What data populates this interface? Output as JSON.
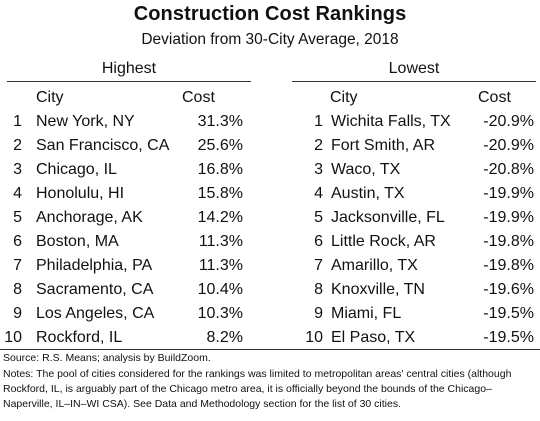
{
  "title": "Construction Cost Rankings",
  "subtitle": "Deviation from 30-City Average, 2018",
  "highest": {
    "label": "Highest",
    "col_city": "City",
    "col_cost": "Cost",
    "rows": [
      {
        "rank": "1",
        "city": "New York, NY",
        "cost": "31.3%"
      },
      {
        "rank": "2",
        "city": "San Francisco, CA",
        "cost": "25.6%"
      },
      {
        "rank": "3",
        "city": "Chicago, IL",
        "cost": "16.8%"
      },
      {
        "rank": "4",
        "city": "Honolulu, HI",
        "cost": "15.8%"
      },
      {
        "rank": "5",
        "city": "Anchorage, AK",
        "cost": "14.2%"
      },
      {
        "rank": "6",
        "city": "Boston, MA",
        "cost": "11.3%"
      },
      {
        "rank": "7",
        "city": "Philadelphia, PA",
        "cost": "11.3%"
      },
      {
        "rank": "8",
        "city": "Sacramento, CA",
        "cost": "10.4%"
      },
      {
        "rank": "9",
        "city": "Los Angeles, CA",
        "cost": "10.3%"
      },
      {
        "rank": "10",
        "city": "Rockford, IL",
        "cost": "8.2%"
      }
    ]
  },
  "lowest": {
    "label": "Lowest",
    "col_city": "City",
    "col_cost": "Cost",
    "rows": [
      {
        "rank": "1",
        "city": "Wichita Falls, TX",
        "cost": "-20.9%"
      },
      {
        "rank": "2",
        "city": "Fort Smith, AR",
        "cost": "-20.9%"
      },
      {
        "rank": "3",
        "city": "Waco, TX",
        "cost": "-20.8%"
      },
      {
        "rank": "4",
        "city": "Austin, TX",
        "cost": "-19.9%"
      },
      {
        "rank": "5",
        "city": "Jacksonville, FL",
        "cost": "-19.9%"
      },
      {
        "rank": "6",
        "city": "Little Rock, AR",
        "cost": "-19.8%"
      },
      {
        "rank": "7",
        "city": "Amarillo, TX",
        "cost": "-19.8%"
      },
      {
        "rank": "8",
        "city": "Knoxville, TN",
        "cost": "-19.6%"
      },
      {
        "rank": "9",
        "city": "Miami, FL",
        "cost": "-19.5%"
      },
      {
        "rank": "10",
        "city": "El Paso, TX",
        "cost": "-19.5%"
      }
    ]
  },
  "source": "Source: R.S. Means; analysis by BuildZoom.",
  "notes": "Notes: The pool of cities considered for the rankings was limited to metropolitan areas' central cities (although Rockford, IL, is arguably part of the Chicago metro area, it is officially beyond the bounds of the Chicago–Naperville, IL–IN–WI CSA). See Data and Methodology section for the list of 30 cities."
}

## Instruction
Look over the material above and show each line where "Rockford" appears.

## Exercise result
        "city": "Rockford, IL",
  "notes": "Notes: The pool of cities considered for the rankings was limited to metropolitan areas' central cities (although Rockford, IL, is arguably part of the Chicago metro area, it is officially beyond the bounds of the Chicago–Naperville, IL–IN–WI CSA). See Data and Methodology section for the list of 30 cities."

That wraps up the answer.